§ **TASK REQUIREMENTS**
Filter the data for lines with the word "title" and copy those lines.

(App and web page records)
- Opening Delimiter -

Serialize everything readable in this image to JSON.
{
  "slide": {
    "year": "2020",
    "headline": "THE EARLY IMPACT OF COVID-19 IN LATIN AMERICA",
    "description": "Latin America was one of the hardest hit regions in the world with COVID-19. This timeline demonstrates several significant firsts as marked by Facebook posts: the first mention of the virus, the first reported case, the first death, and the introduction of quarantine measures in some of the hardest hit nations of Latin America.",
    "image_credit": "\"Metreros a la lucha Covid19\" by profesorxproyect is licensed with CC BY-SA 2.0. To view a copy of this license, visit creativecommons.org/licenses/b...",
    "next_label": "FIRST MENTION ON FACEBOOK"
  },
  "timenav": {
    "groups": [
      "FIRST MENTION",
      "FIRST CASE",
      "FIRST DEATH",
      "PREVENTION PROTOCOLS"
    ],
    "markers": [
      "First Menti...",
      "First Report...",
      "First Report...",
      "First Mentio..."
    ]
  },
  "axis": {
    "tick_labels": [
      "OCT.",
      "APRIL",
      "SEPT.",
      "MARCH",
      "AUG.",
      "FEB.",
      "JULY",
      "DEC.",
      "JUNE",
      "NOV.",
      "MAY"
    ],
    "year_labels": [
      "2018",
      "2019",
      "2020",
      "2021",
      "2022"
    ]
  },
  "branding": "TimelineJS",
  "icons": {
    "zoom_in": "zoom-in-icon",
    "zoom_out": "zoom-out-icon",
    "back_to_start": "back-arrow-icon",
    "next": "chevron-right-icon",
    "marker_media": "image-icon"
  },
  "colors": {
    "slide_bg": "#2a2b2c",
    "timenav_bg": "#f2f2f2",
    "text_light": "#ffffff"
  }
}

- Closing Delimiter -
- Opening Delimiter -

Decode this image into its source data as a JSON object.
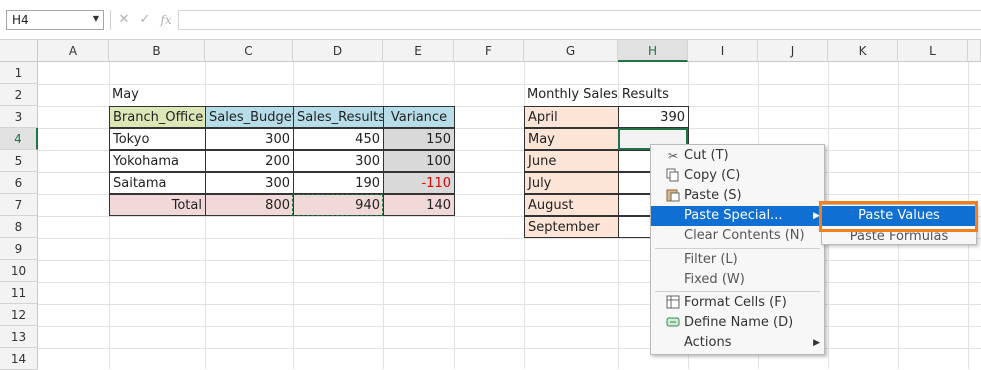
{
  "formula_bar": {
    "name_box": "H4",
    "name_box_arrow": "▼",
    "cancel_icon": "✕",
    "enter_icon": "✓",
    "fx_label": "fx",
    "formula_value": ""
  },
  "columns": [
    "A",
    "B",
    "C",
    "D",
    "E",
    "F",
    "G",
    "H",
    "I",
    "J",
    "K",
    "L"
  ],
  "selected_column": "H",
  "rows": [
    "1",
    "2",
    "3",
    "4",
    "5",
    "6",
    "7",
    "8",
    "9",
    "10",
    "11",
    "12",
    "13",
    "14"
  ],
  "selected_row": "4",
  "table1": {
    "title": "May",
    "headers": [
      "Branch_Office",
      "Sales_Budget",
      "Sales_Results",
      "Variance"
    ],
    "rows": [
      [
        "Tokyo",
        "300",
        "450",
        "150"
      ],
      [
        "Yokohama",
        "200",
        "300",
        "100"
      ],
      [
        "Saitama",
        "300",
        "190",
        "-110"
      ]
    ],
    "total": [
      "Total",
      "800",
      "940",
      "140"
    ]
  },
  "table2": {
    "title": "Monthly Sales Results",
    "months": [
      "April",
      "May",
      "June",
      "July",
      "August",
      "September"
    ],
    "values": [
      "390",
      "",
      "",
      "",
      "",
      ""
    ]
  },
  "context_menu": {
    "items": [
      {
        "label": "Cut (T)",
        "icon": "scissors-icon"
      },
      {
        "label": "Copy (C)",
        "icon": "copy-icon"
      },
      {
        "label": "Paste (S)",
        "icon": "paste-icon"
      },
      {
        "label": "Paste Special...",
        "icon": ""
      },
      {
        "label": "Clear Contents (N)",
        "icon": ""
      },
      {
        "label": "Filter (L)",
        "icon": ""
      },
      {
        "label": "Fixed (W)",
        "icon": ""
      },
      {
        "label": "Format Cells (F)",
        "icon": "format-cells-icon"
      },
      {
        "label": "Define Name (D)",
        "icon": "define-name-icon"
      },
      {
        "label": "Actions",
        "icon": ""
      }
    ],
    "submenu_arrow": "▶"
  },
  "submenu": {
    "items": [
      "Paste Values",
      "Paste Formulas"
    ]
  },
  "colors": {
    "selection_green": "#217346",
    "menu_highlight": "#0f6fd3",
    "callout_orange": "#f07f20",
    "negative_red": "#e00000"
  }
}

- Closing Delimiter -

§ **TASK SOLUTION**
    "title": "May",
    "title": "Monthly Sales Results",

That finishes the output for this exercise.